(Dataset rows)

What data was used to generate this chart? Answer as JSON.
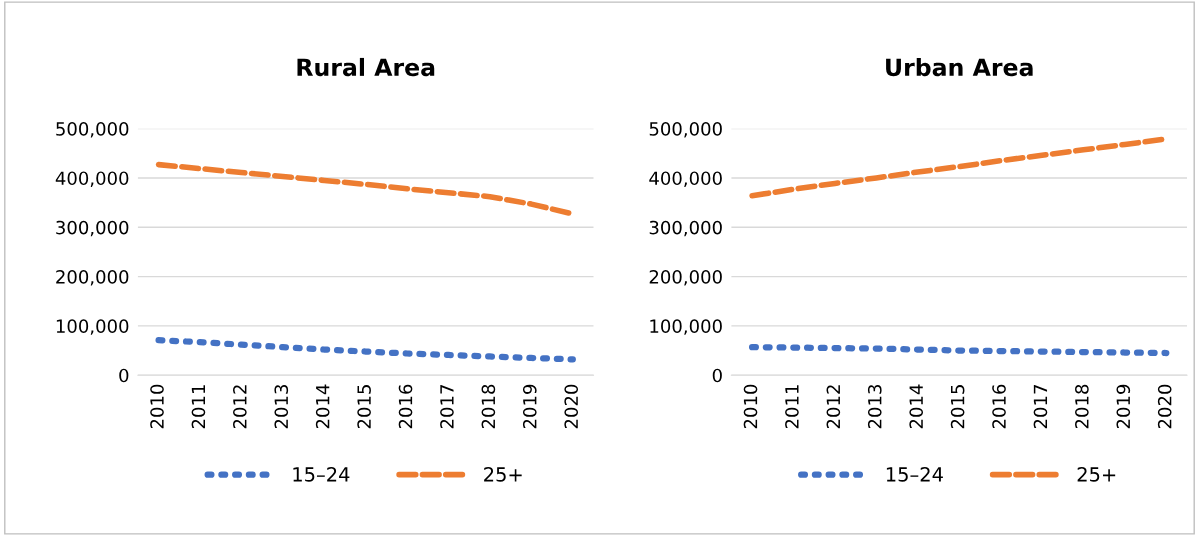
{
  "chart_data": [
    {
      "type": "line",
      "title": "Rural Area",
      "categories": [
        "2010",
        "2011",
        "2012",
        "2013",
        "2014",
        "2015",
        "2016",
        "2017",
        "2018",
        "2019",
        "2020"
      ],
      "series": [
        {
          "name": "15–24",
          "color": "#4472c4",
          "line_style": "dotted",
          "values": [
            71000,
            67000,
            62000,
            57000,
            52000,
            48000,
            44000,
            41000,
            38000,
            35000,
            32000
          ]
        },
        {
          "name": "25+",
          "color": "#ed7d31",
          "line_style": "dashed",
          "values": [
            427000,
            419000,
            411000,
            403000,
            395000,
            387000,
            378000,
            370000,
            362000,
            347000,
            327000
          ]
        }
      ],
      "ylim": [
        0,
        500000
      ],
      "yticks": [
        {
          "value": 0,
          "label": "0"
        },
        {
          "value": 100000,
          "label": "100,000"
        },
        {
          "value": 200000,
          "label": "200,000"
        },
        {
          "value": 300000,
          "label": "300,000"
        },
        {
          "value": 400000,
          "label": "400,000"
        },
        {
          "value": 500000,
          "label": "500,000"
        }
      ],
      "grid": "y",
      "legend": "bottom",
      "marker": "none"
    },
    {
      "type": "line",
      "title": "Urban Area",
      "categories": [
        "2010",
        "2011",
        "2012",
        "2013",
        "2014",
        "2015",
        "2016",
        "2017",
        "2018",
        "2019",
        "2020"
      ],
      "series": [
        {
          "name": "15–24",
          "color": "#4472c4",
          "line_style": "dotted",
          "values": [
            57000,
            56000,
            55000,
            54000,
            52000,
            50000,
            49000,
            48000,
            47000,
            46000,
            45000
          ]
        },
        {
          "name": "25+",
          "color": "#ed7d31",
          "line_style": "dashed",
          "values": [
            364000,
            377000,
            389000,
            400000,
            412000,
            423000,
            435000,
            446000,
            457000,
            468000,
            479000
          ]
        }
      ],
      "ylim": [
        0,
        500000
      ],
      "yticks": [
        {
          "value": 0,
          "label": "0"
        },
        {
          "value": 100000,
          "label": "100,000"
        },
        {
          "value": 200000,
          "label": "200,000"
        },
        {
          "value": 300000,
          "label": "300,000"
        },
        {
          "value": 400000,
          "label": "400,000"
        },
        {
          "value": 500000,
          "label": "500,000"
        }
      ],
      "grid": "y",
      "legend": "bottom",
      "marker": "none"
    }
  ]
}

**Instructions for the task:**
Retype all the records shown above, character for character. Omit every picture.

**Solved problem:**
What data was used to generate this chart? Answer as JSON.
{
  "chart_data": [
    {
      "type": "line",
      "title": "Rural Area",
      "categories": [
        "2010",
        "2011",
        "2012",
        "2013",
        "2014",
        "2015",
        "2016",
        "2017",
        "2018",
        "2019",
        "2020"
      ],
      "series": [
        {
          "name": "15–24",
          "color": "#4472c4",
          "line_style": "dotted",
          "values": [
            71000,
            67000,
            62000,
            57000,
            52000,
            48000,
            44000,
            41000,
            38000,
            35000,
            32000
          ]
        },
        {
          "name": "25+",
          "color": "#ed7d31",
          "line_style": "dashed",
          "values": [
            427000,
            419000,
            411000,
            403000,
            395000,
            387000,
            378000,
            370000,
            362000,
            347000,
            327000
          ]
        }
      ],
      "ylim": [
        0,
        500000
      ],
      "yticks": [
        {
          "value": 0,
          "label": "0"
        },
        {
          "value": 100000,
          "label": "100,000"
        },
        {
          "value": 200000,
          "label": "200,000"
        },
        {
          "value": 300000,
          "label": "300,000"
        },
        {
          "value": 400000,
          "label": "400,000"
        },
        {
          "value": 500000,
          "label": "500,000"
        }
      ],
      "grid": "y",
      "legend": "bottom",
      "marker": "none"
    },
    {
      "type": "line",
      "title": "Urban Area",
      "categories": [
        "2010",
        "2011",
        "2012",
        "2013",
        "2014",
        "2015",
        "2016",
        "2017",
        "2018",
        "2019",
        "2020"
      ],
      "series": [
        {
          "name": "15–24",
          "color": "#4472c4",
          "line_style": "dotted",
          "values": [
            57000,
            56000,
            55000,
            54000,
            52000,
            50000,
            49000,
            48000,
            47000,
            46000,
            45000
          ]
        },
        {
          "name": "25+",
          "color": "#ed7d31",
          "line_style": "dashed",
          "values": [
            364000,
            377000,
            389000,
            400000,
            412000,
            423000,
            435000,
            446000,
            457000,
            468000,
            479000
          ]
        }
      ],
      "ylim": [
        0,
        500000
      ],
      "yticks": [
        {
          "value": 0,
          "label": "0"
        },
        {
          "value": 100000,
          "label": "100,000"
        },
        {
          "value": 200000,
          "label": "200,000"
        },
        {
          "value": 300000,
          "label": "300,000"
        },
        {
          "value": 400000,
          "label": "400,000"
        },
        {
          "value": 500000,
          "label": "500,000"
        }
      ],
      "grid": "y",
      "legend": "bottom",
      "marker": "none"
    }
  ]
}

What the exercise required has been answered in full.